:: What needs to be done ::
Every record below should be printed exactly as given.

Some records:
## begin

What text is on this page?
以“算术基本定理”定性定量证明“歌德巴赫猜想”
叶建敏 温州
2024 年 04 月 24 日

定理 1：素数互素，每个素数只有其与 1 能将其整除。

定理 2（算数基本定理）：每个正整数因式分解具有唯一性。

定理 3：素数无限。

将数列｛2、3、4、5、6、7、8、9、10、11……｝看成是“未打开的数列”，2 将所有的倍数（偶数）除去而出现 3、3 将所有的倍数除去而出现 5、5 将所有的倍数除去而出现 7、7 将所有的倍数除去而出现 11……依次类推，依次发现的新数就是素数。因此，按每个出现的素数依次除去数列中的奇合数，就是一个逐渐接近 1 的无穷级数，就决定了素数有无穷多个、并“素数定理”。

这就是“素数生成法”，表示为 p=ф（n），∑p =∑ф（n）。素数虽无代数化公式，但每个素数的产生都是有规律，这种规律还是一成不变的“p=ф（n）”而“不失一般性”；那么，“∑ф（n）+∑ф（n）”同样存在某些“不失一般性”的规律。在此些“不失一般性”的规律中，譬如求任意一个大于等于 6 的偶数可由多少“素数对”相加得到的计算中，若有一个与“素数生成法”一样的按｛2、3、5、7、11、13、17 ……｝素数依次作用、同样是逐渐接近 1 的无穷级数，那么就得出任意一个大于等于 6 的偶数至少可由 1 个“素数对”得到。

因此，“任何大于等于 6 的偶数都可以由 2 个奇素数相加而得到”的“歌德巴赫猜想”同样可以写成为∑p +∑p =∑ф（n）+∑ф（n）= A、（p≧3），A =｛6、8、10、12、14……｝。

## end

:: The answer ::
What text is on this page?
以“算术基本定理”定性定量证明“歌德巴赫猜想”
叶建敏 温州
2024 年 04 月 24 日

定理 1：素数互素，每个素数只有其与 1 能将其整除。

定理 2（算数基本定理）：每个正整数因式分解具有唯一性。

定理 3：素数无限。

将数列｛2、3、4、5、6、7、8、9、10、11……｝看成是“未打开的数列”，2 将所有的倍数（偶数）除去而出现 3、3 将所有的倍数除去而出现 5、5 将所有的倍数除去而出现 7、7 将所有的倍数除去而出现 11……依次类推，依次发现的新数就是素数。因此，按每个出现的素数依次除去数列中的奇合数，就是一个逐渐接近 1 的无穷级数，就决定了素数有无穷多个、并“素数定理”。

这就是“素数生成法”，表示为 p=ф（n），∑p =∑ф（n）。素数虽无代数化公式，但每个素数的产生都是有规律，这种规律还是一成不变的“p=ф（n）”而“不失一般性”；那么，“∑ф（n）+∑ф（n）”同样存在某些“不失一般性”的规律。在此些“不失一般性”的规律中，譬如求任意一个大于等于 6 的偶数可由多少“素数对”相加得到的计算中，若有一个与“素数生成法”一样的按｛2、3、5、7、11、13、17 ……｝素数依次作用、同样是逐渐接近 1 的无穷级数，那么就得出任意一个大于等于 6 的偶数至少可由 1 个“素数对”得到。

因此，“任何大于等于 6 的偶数都可以由 2 个奇素数相加而得到”的“歌德巴赫猜想”同样可以写成为∑p +∑p =∑ф（n）+∑ф（n）= A、（p≧3），A =｛6、8、10、12、14……｝。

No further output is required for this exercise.